• [SHORT EXERCISE] Exclude images, then output the remaining data verbatim.

• [STORED DATA]

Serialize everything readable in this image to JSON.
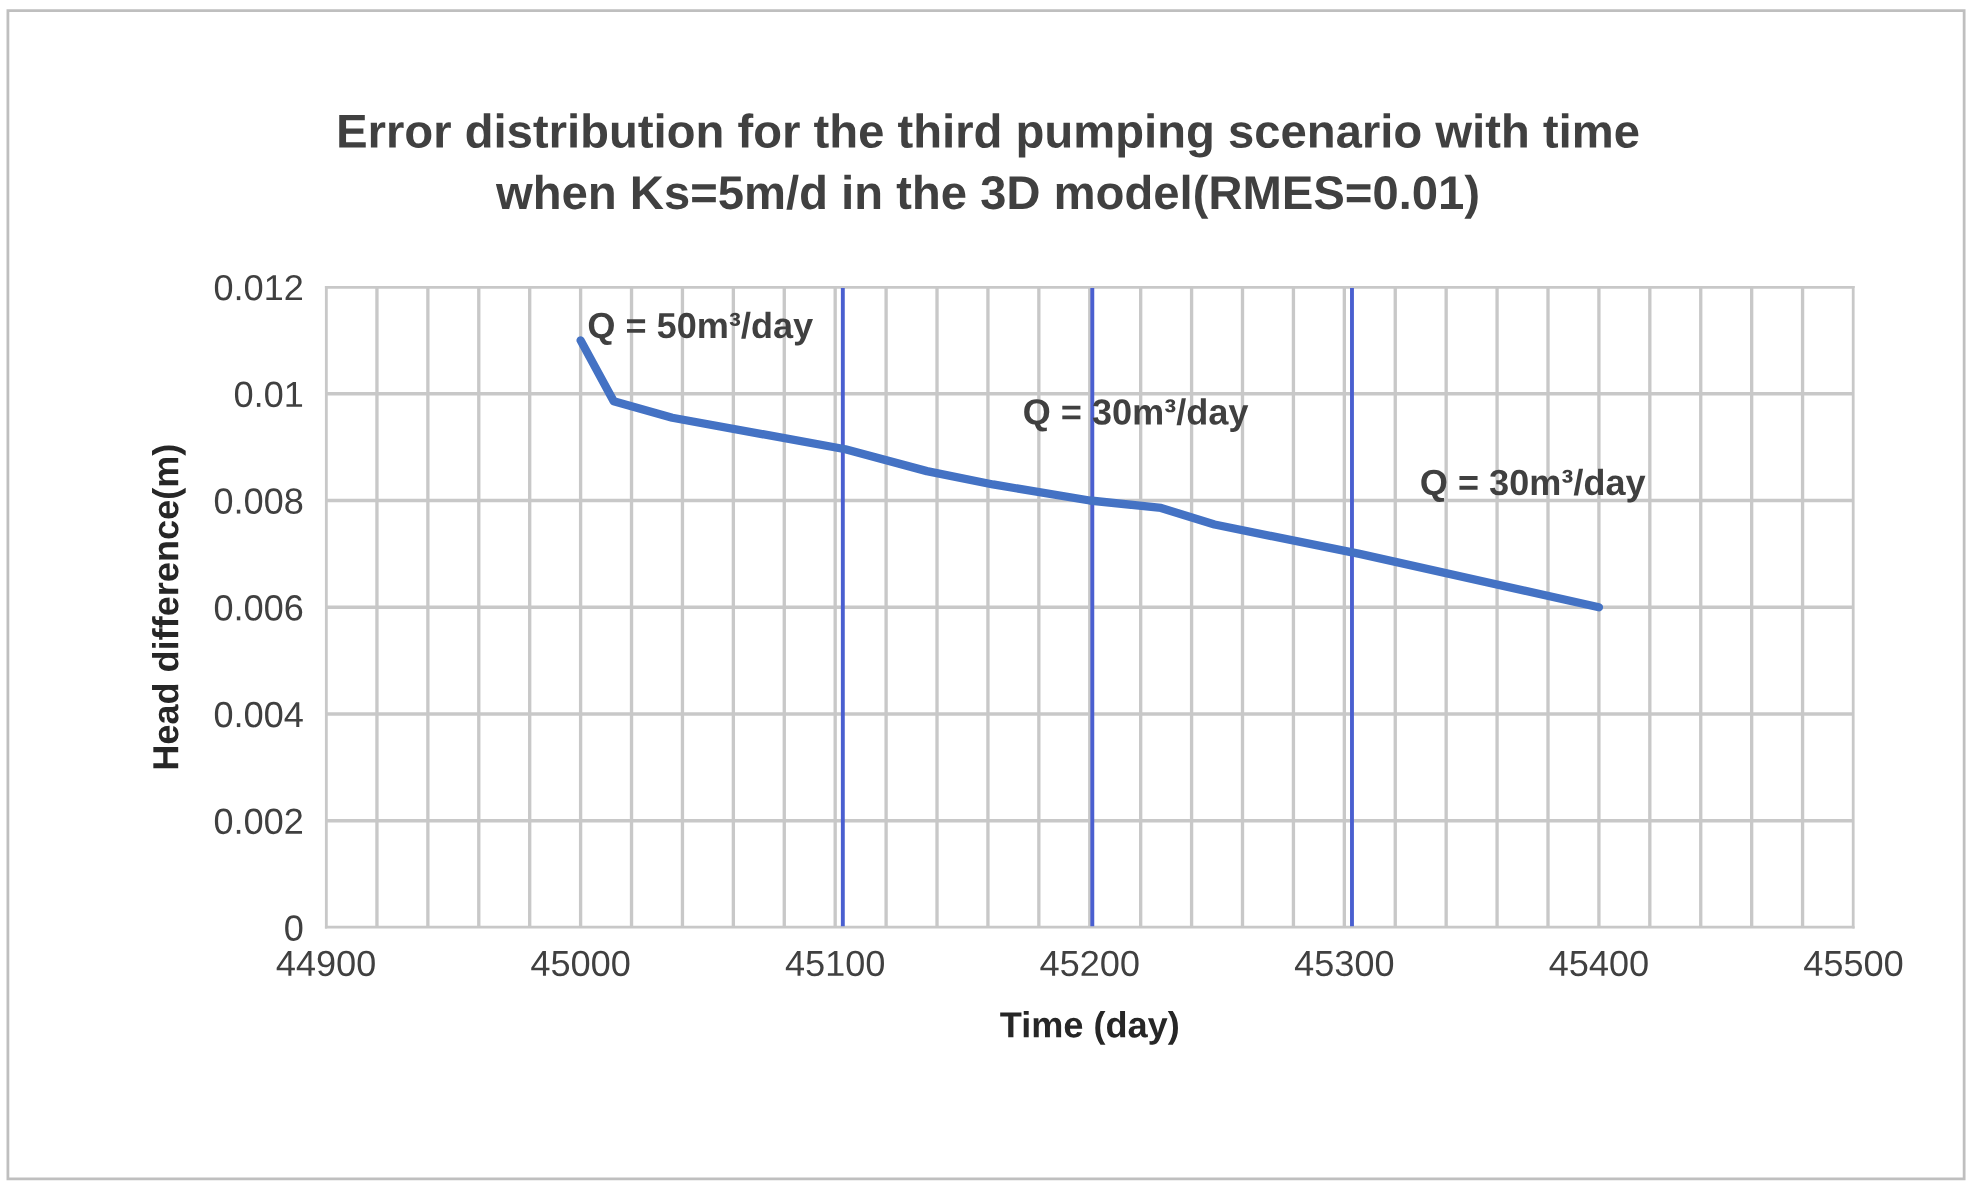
{
  "chart_data": {
    "type": "line",
    "title": "Error distribution for the third pumping scenario with time\nwhen Ks=5m/d in the 3D model(RMES=0.01)",
    "xlabel": "Time (day)",
    "ylabel": "Head difference(m)",
    "series": [
      {
        "color": "#4472c4",
        "x": [
          45000,
          45013,
          45036,
          45104,
          45136,
          45162,
          45200,
          45228,
          45249,
          45306,
          45400
        ],
        "values": [
          0.011,
          0.00986,
          0.00955,
          0.00896,
          0.00855,
          0.0083,
          0.008,
          0.00786,
          0.00755,
          0.007,
          0.006
        ]
      }
    ],
    "xlim": [
      44900,
      45500
    ],
    "xticks": [
      44900,
      {
        "value": 44920,
        "label": null
      },
      {
        "value": 44940,
        "label": null
      },
      {
        "value": 44960,
        "label": null
      },
      {
        "value": 44980,
        "label": null
      },
      45000,
      {
        "value": 45020,
        "label": null
      },
      {
        "value": 45040,
        "label": null
      },
      {
        "value": 45060,
        "label": null
      },
      {
        "value": 45080,
        "label": null
      },
      45100,
      {
        "value": 45120,
        "label": null
      },
      {
        "value": 45140,
        "label": null
      },
      {
        "value": 45160,
        "label": null
      },
      {
        "value": 45180,
        "label": null
      },
      45200,
      {
        "value": 45220,
        "label": null
      },
      {
        "value": 45240,
        "label": null
      },
      {
        "value": 45260,
        "label": null
      },
      {
        "value": 45280,
        "label": null
      },
      45300,
      {
        "value": 45320,
        "label": null
      },
      {
        "value": 45340,
        "label": null
      },
      {
        "value": 45360,
        "label": null
      },
      {
        "value": 45380,
        "label": null
      },
      45400,
      {
        "value": 45420,
        "label": null
      },
      {
        "value": 45440,
        "label": null
      },
      {
        "value": 45460,
        "label": null
      },
      {
        "value": 45480,
        "label": null
      },
      45500
    ],
    "ylim": [
      0,
      0.012
    ],
    "yticks": [
      {
        "value": 0,
        "label": "0"
      },
      0.002,
      0.004,
      0.006,
      0.008,
      0.01,
      0.012
    ],
    "grid": true,
    "marker": "none",
    "line_style": "solid",
    "legend": false,
    "ref_lines": [
      {
        "axis": "x",
        "value": 45103,
        "color": "#4a5fd0"
      },
      {
        "axis": "x",
        "value": 45201,
        "color": "#4a5fd0"
      },
      {
        "axis": "x",
        "value": 45303,
        "color": "#4a5fd0"
      }
    ],
    "annotations": [
      "Q = 50m³/day",
      "Q = 30m³/day",
      "Q = 30m³/day"
    ]
  }
}
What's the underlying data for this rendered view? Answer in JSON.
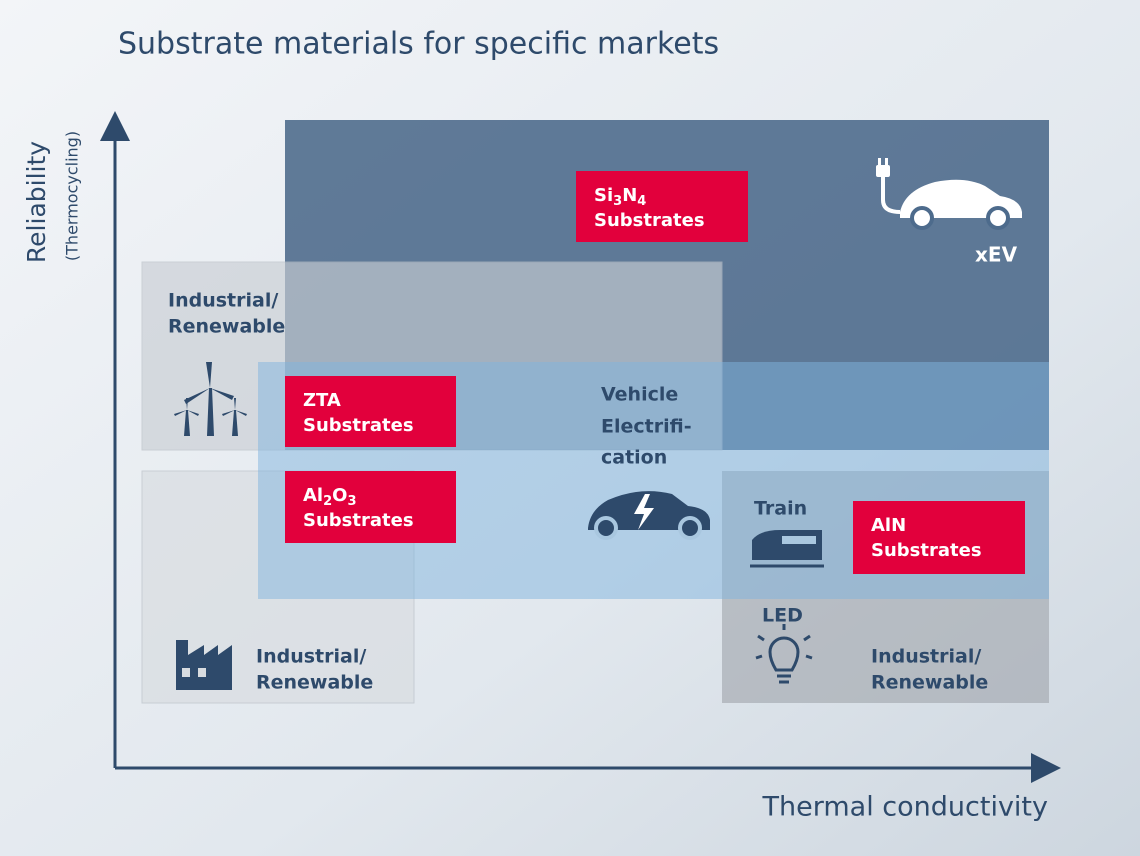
{
  "title": "Substrate materials for specific markets",
  "axes": {
    "y_label": "Reliability",
    "y_sublabel": "(Thermocycling)",
    "x_label": "Thermal conductivity"
  },
  "regions": {
    "xev": "xEV",
    "industrial_upper": [
      "Industrial/",
      "Renewable"
    ],
    "vehicle": [
      "Vehicle",
      "Electrifi-",
      "cation"
    ],
    "train": "Train",
    "led": "LED",
    "industrial_lower_left": [
      "Industrial/",
      "Renewable"
    ],
    "industrial_lower_right": [
      "Industrial/",
      "Renewable"
    ]
  },
  "substrates": [
    {
      "formula": [
        "Si",
        "3",
        "N",
        "4"
      ],
      "label": "Substrates"
    },
    {
      "formula": [
        "ZTA"
      ],
      "label": "Substrates"
    },
    {
      "formula": [
        "Al",
        "2",
        "O",
        "3"
      ],
      "label": "Substrates"
    },
    {
      "formula": [
        "AlN"
      ],
      "label": "Substrates"
    }
  ]
}
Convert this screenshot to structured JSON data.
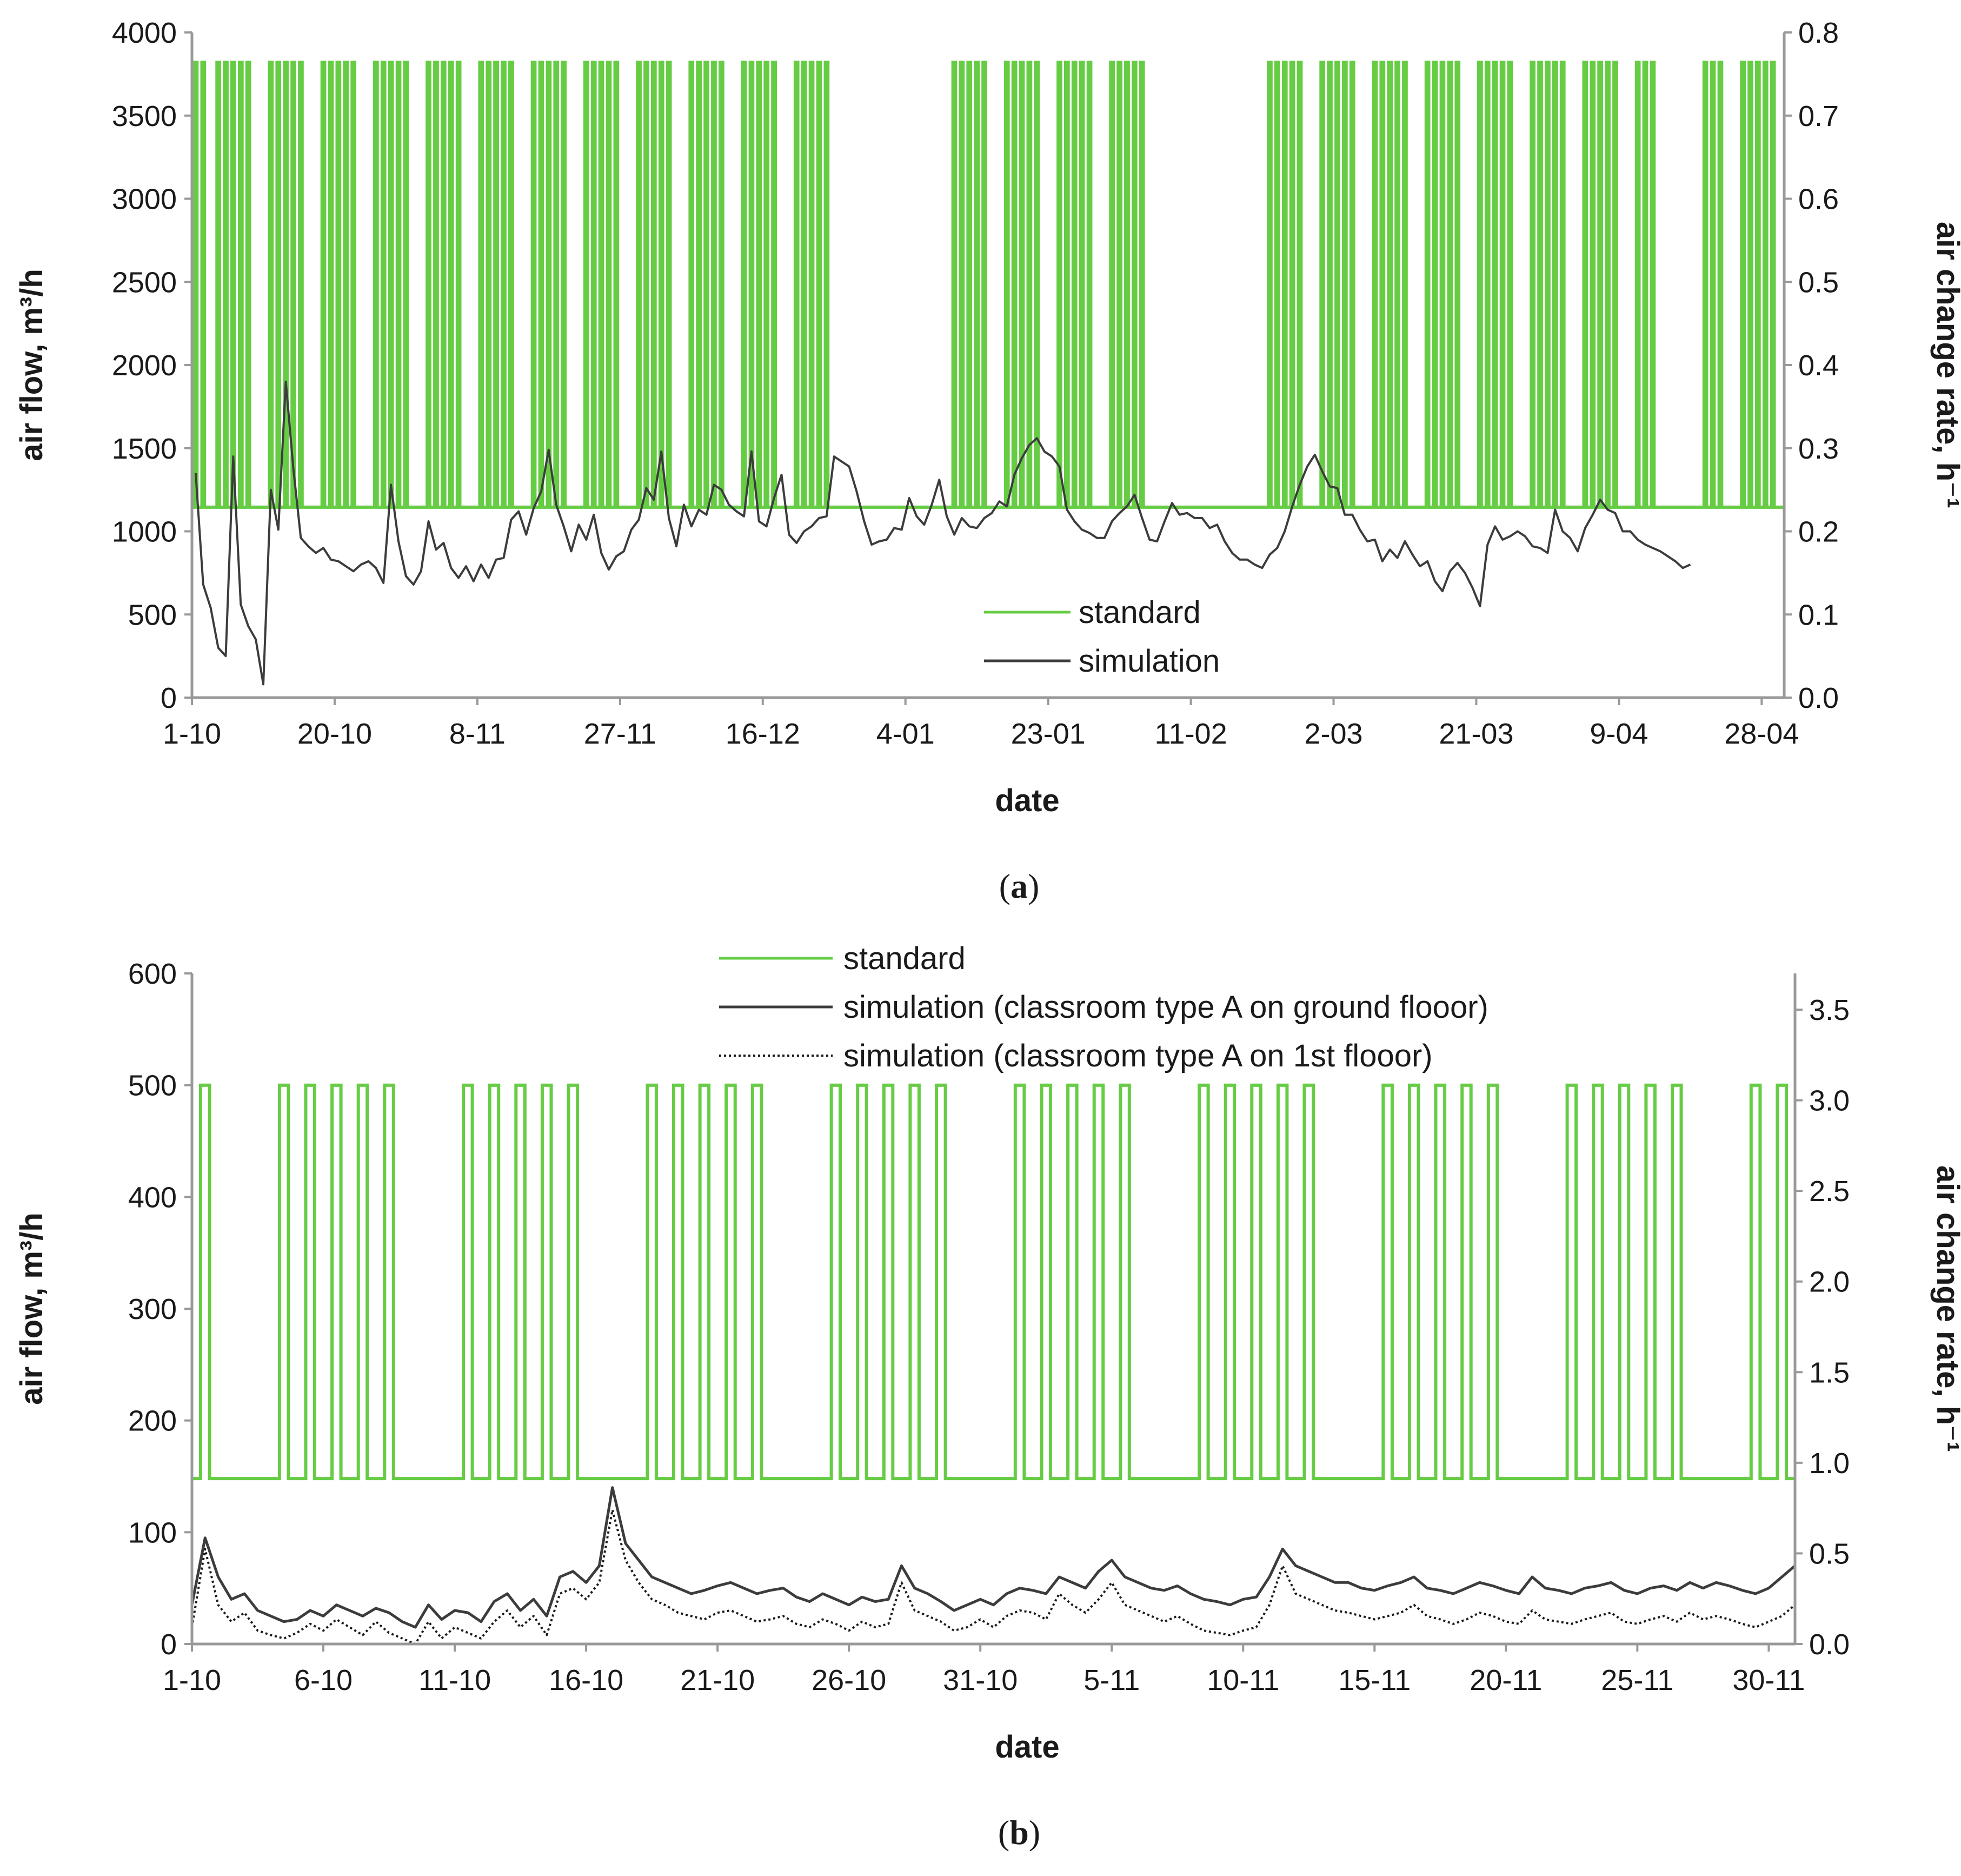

• [RESPONSE TO THIS EXERCISE]
Serialize everything readable in this image to JSON.
{
  "chart_data": {
    "type": "line",
    "title": "Error distribution for the third pumping scenario with time\nwhen Ks=5m/d in the 3D model(RMES=0.01)",
    "xlabel": "Time (day)",
    "ylabel": "Head difference(m)",
    "series": [
      {
        "color": "#4472c4",
        "x": [
          45000,
          45013,
          45036,
          45104,
          45136,
          45162,
          45200,
          45228,
          45249,
          45306,
          45400
        ],
        "values": [
          0.011,
          0.00986,
          0.00955,
          0.00896,
          0.00855,
          0.0083,
          0.008,
          0.00786,
          0.00755,
          0.007,
          0.006
        ]
      }
    ],
    "xlim": [
      44900,
      45500
    ],
    "xticks": [
      44900,
      {
        "value": 44920,
        "label": null
      },
      {
        "value": 44940,
        "label": null
      },
      {
        "value": 44960,
        "label": null
      },
      {
        "value": 44980,
        "label": null
      },
      45000,
      {
        "value": 45020,
        "label": null
      },
      {
        "value": 45040,
        "label": null
      },
      {
        "value": 45060,
        "label": null
      },
      {
        "value": 45080,
        "label": null
      },
      45100,
      {
        "value": 45120,
        "label": null
      },
      {
        "value": 45140,
        "label": null
      },
      {
        "value": 45160,
        "label": null
      },
      {
        "value": 45180,
        "label": null
      },
      45200,
      {
        "value": 45220,
        "label": null
      },
      {
        "value": 45240,
        "label": null
      },
      {
        "value": 45260,
        "label": null
      },
      {
        "value": 45280,
        "label": null
      },
      45300,
      {
        "value": 45320,
        "label": null
      },
      {
        "value": 45340,
        "label": null
      },
      {
        "value": 45360,
        "label": null
      },
      {
        "value": 45380,
        "label": null
      },
      45400,
      {
        "value": 45420,
        "label": null
      },
      {
        "value": 45440,
        "label": null
      },
      {
        "value": 45460,
        "label": null
      },
      {
        "value": 45480,
        "label": null
      },
      45500
    ],
    "ylim": [
      0,
      0.012
    ],
    "yticks": [
      {
        "value": 0,
        "label": "0"
      },
      0.002,
      0.004,
      0.006,
      0.008,
      0.01,
      0.012
    ],
    "grid": true,
    "marker": "none",
    "line_style": "solid",
    "legend": false,
    "ref_lines": [
      {
        "axis": "x",
        "value": 45103,
        "color": "#4a5fd0"
      },
      {
        "axis": "x",
        "value": 45201,
        "color": "#4a5fd0"
      },
      {
        "axis": "x",
        "value": 45303,
        "color": "#4a5fd0"
      }
    ],
    "annotations": [
      "Q = 50m³/day",
      "Q = 30m³/day",
      "Q = 30m³/day"
    ]
  }
}
What's the underlying data for this rendered view? Answer in JSON.
{
  "title": "Substrate materials for specific markets",
  "axes": {
    "y_label": "Reliability",
    "y_sublabel": "(Thermocycling)",
    "x_label": "Thermal conductivity"
  },
  "regions": {
    "xev": "xEV",
    "industrial_upper": [
      "Industrial/",
      "Renewable"
    ],
    "vehicle": [
      "Vehicle",
      "Electrifi-",
      "cation"
    ],
    "train": "Train",
    "led": "LED",
    "industrial_lower_left": [
      "Industrial/",
      "Renewable"
    ],
    "industrial_lower_right": [
      "Industrial/",
      "Renewable"
    ]
  },
  "substrates": [
    {
      "formula": [
        "Si",
        "3",
        "N",
        "4"
      ],
      "label": "Substrates"
    },
    {
      "formula": [
        "ZTA"
      ],
      "label": "Substrates"
    },
    {
      "formula": [
        "Al",
        "2",
        "O",
        "3"
      ],
      "label": "Substrates"
    },
    {
      "formula": [
        "AlN"
      ],
      "label": "Substrates"
    }
  ]
}
Convert this screenshot to structured JSON data.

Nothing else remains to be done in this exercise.